- [Task directions]: Output every entry exactly as written, skipping any pictures.

- [Data for the task]:
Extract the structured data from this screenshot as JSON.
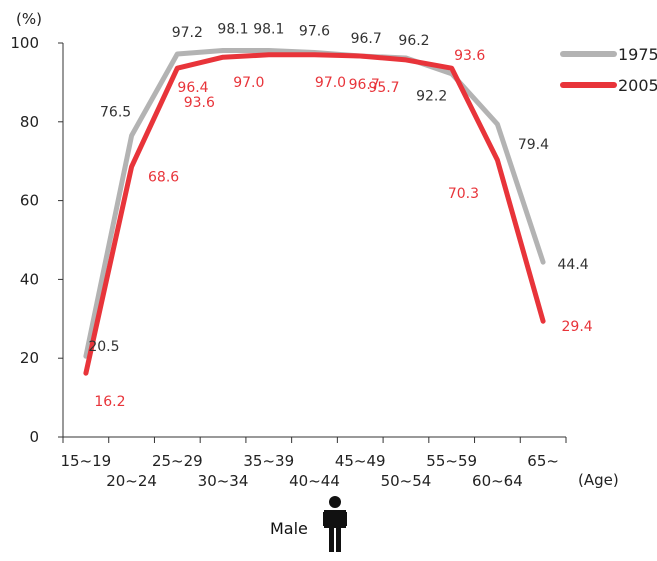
{
  "chart_data": {
    "type": "line",
    "title": "",
    "ylabel": "(%)",
    "xlabel": "(Age)",
    "ylim": [
      0,
      100
    ],
    "yticks": [
      0,
      20,
      40,
      60,
      80,
      100
    ],
    "categories": [
      "15-19",
      "20-24",
      "25-29",
      "30-34",
      "35-39",
      "40-44",
      "45-49",
      "50-54",
      "55-59",
      "60-64",
      "65-"
    ],
    "category_labels": [
      "15~19",
      "20~24",
      "25~29",
      "30~34",
      "35~39",
      "40~44",
      "45~49",
      "50~54",
      "55~59",
      "60~64",
      "65~"
    ],
    "series": [
      {
        "name": "1975",
        "color": "#b3b3b3",
        "values": [
          20.5,
          76.5,
          97.2,
          98.1,
          98.1,
          97.6,
          96.7,
          96.2,
          92.2,
          79.4,
          44.4
        ],
        "labels": [
          "20.5",
          "76.5",
          "97.2",
          "98.1",
          "98.1",
          "97.6",
          "96.7",
          "96.2",
          "92.2",
          "79.4",
          "44.4"
        ]
      },
      {
        "name": "2005",
        "color": "#e8343a",
        "values": [
          16.2,
          68.6,
          93.6,
          96.4,
          97.0,
          97.0,
          96.7,
          95.7,
          93.6,
          70.3,
          29.4
        ],
        "labels": [
          "16.2",
          "68.6",
          "93.6",
          "96.4",
          "97.0",
          "97.0",
          "96.7",
          "95.7",
          "93.6",
          "70.3",
          "29.4"
        ]
      }
    ],
    "label_colors": {
      "1975": "#333333",
      "2005": "#e8343a"
    },
    "grid": false,
    "legend": "top-right"
  },
  "caption": {
    "text": "Male",
    "icon": "male-person-icon"
  }
}
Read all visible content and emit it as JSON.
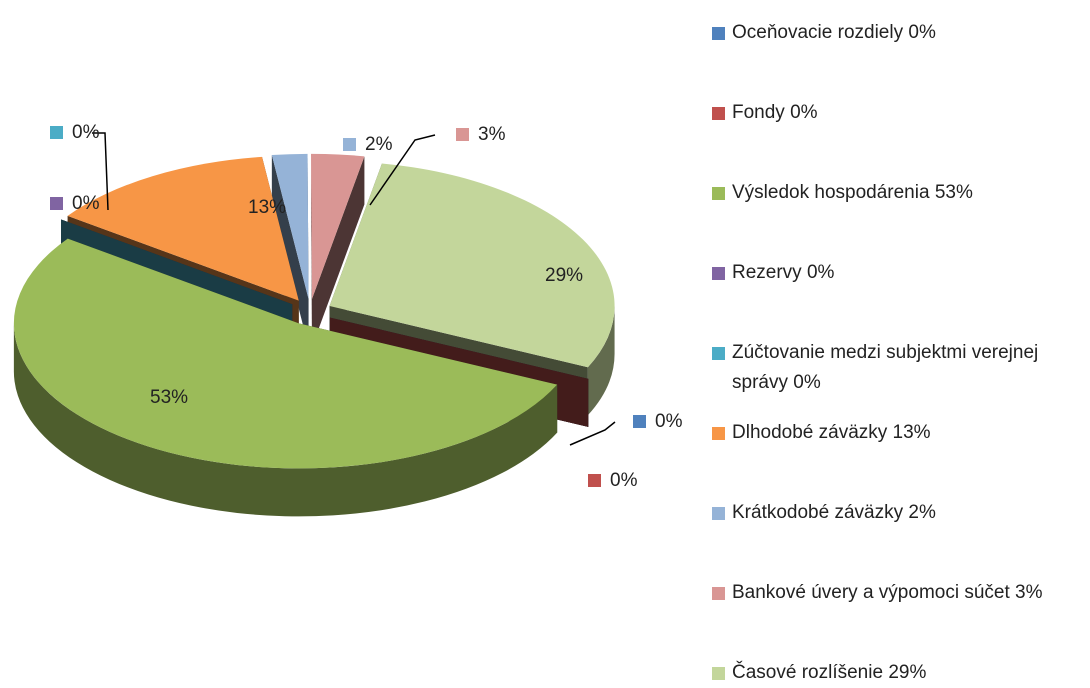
{
  "chart_data": {
    "type": "pie",
    "categories": [
      "Oceňovacie rozdiely",
      "Fondy",
      "Výsledok hospodárenia",
      "Rezervy",
      "Zúčtovanie medzi subjektmi verejnej správy",
      "Dlhodobé záväzky",
      "Krátkodobé záväzky",
      "Bankové úvery a výpomoci súčet",
      "Časové rozlíšenie"
    ],
    "values": [
      0,
      0,
      53,
      0,
      0,
      13,
      2,
      3,
      29
    ],
    "value_labels": [
      "0%",
      "0%",
      "53%",
      "0%",
      "0%",
      "13%",
      "2%",
      "3%",
      "29%"
    ],
    "colors": [
      "#4f81bd",
      "#c0504d",
      "#9bbb59",
      "#8064a2",
      "#4bacc6",
      "#f79646",
      "#95b3d7",
      "#d99694",
      "#c3d69b"
    ],
    "legend": "right"
  }
}
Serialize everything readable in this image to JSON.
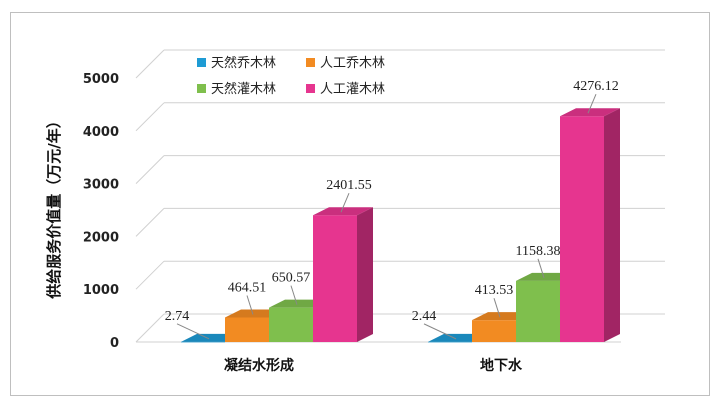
{
  "chart_data": {
    "type": "bar",
    "style": "3d-clustered-column",
    "categories": [
      "凝结水形成",
      "地下水"
    ],
    "series": [
      {
        "name": "天然乔木林",
        "values": [
          2.74,
          2.44
        ],
        "color": "#1e9bd4"
      },
      {
        "name": "人工乔木林",
        "values": [
          464.51,
          413.53
        ],
        "color": "#f28b22"
      },
      {
        "name": "天然灌木林",
        "values": [
          650.57,
          1158.38
        ],
        "color": "#7fbf4d"
      },
      {
        "name": "人工灌木林",
        "values": [
          2401.55,
          4276.12
        ],
        "color": "#e6358f"
      }
    ],
    "data_labels": [
      [
        "2.74",
        "464.51",
        "650.57",
        "2401.55"
      ],
      [
        "2.44",
        "413.53",
        "1158.38",
        "4276.12"
      ]
    ],
    "ylabel": "供给服务价值量（万元/年）",
    "xlabel": "",
    "ylim": [
      0,
      5000
    ],
    "yticks": [
      0,
      1000,
      2000,
      3000,
      4000,
      5000
    ],
    "legend_position": "top-left",
    "grid": true
  }
}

- [In response]:
Extract the structured data from this screenshot as JSON.
{
  "chart_data": {
    "type": "line",
    "title": "",
    "ylabel": "(%)",
    "xlabel": "(Age)",
    "ylim": [
      0,
      100
    ],
    "yticks": [
      0,
      20,
      40,
      60,
      80,
      100
    ],
    "categories": [
      "15-19",
      "20-24",
      "25-29",
      "30-34",
      "35-39",
      "40-44",
      "45-49",
      "50-54",
      "55-59",
      "60-64",
      "65-"
    ],
    "category_labels": [
      "15~19",
      "20~24",
      "25~29",
      "30~34",
      "35~39",
      "40~44",
      "45~49",
      "50~54",
      "55~59",
      "60~64",
      "65~"
    ],
    "series": [
      {
        "name": "1975",
        "color": "#b3b3b3",
        "values": [
          20.5,
          76.5,
          97.2,
          98.1,
          98.1,
          97.6,
          96.7,
          96.2,
          92.2,
          79.4,
          44.4
        ],
        "labels": [
          "20.5",
          "76.5",
          "97.2",
          "98.1",
          "98.1",
          "97.6",
          "96.7",
          "96.2",
          "92.2",
          "79.4",
          "44.4"
        ]
      },
      {
        "name": "2005",
        "color": "#e8343a",
        "values": [
          16.2,
          68.6,
          93.6,
          96.4,
          97.0,
          97.0,
          96.7,
          95.7,
          93.6,
          70.3,
          29.4
        ],
        "labels": [
          "16.2",
          "68.6",
          "93.6",
          "96.4",
          "97.0",
          "97.0",
          "96.7",
          "95.7",
          "93.6",
          "70.3",
          "29.4"
        ]
      }
    ],
    "label_colors": {
      "1975": "#333333",
      "2005": "#e8343a"
    },
    "grid": false,
    "legend": "top-right"
  },
  "caption": {
    "text": "Male",
    "icon": "male-person-icon"
  }
}
Read all visible content and emit it as JSON.
{
  "chart_data": {
    "type": "pie",
    "categories": [
      "Oceňovacie rozdiely",
      "Fondy",
      "Výsledok hospodárenia",
      "Rezervy",
      "Zúčtovanie medzi subjektmi verejnej správy",
      "Dlhodobé záväzky",
      "Krátkodobé záväzky",
      "Bankové úvery a výpomoci súčet",
      "Časové rozlíšenie"
    ],
    "values": [
      0,
      0,
      53,
      0,
      0,
      13,
      2,
      3,
      29
    ],
    "value_labels": [
      "0%",
      "0%",
      "53%",
      "0%",
      "0%",
      "13%",
      "2%",
      "3%",
      "29%"
    ],
    "colors": [
      "#4f81bd",
      "#c0504d",
      "#9bbb59",
      "#8064a2",
      "#4bacc6",
      "#f79646",
      "#95b3d7",
      "#d99694",
      "#c3d69b"
    ],
    "legend": "right"
  }
}
Serialize everything readable in this image to JSON.
{
  "chart_data": {
    "type": "bar",
    "style": "3d-clustered-column",
    "categories": [
      "凝结水形成",
      "地下水"
    ],
    "series": [
      {
        "name": "天然乔木林",
        "values": [
          2.74,
          2.44
        ],
        "color": "#1e9bd4"
      },
      {
        "name": "人工乔木林",
        "values": [
          464.51,
          413.53
        ],
        "color": "#f28b22"
      },
      {
        "name": "天然灌木林",
        "values": [
          650.57,
          1158.38
        ],
        "color": "#7fbf4d"
      },
      {
        "name": "人工灌木林",
        "values": [
          2401.55,
          4276.12
        ],
        "color": "#e6358f"
      }
    ],
    "data_labels": [
      [
        "2.74",
        "464.51",
        "650.57",
        "2401.55"
      ],
      [
        "2.44",
        "413.53",
        "1158.38",
        "4276.12"
      ]
    ],
    "ylabel": "供给服务价值量（万元/年）",
    "xlabel": "",
    "ylim": [
      0,
      5000
    ],
    "yticks": [
      0,
      1000,
      2000,
      3000,
      4000,
      5000
    ],
    "legend_position": "top-left",
    "grid": true
  }
}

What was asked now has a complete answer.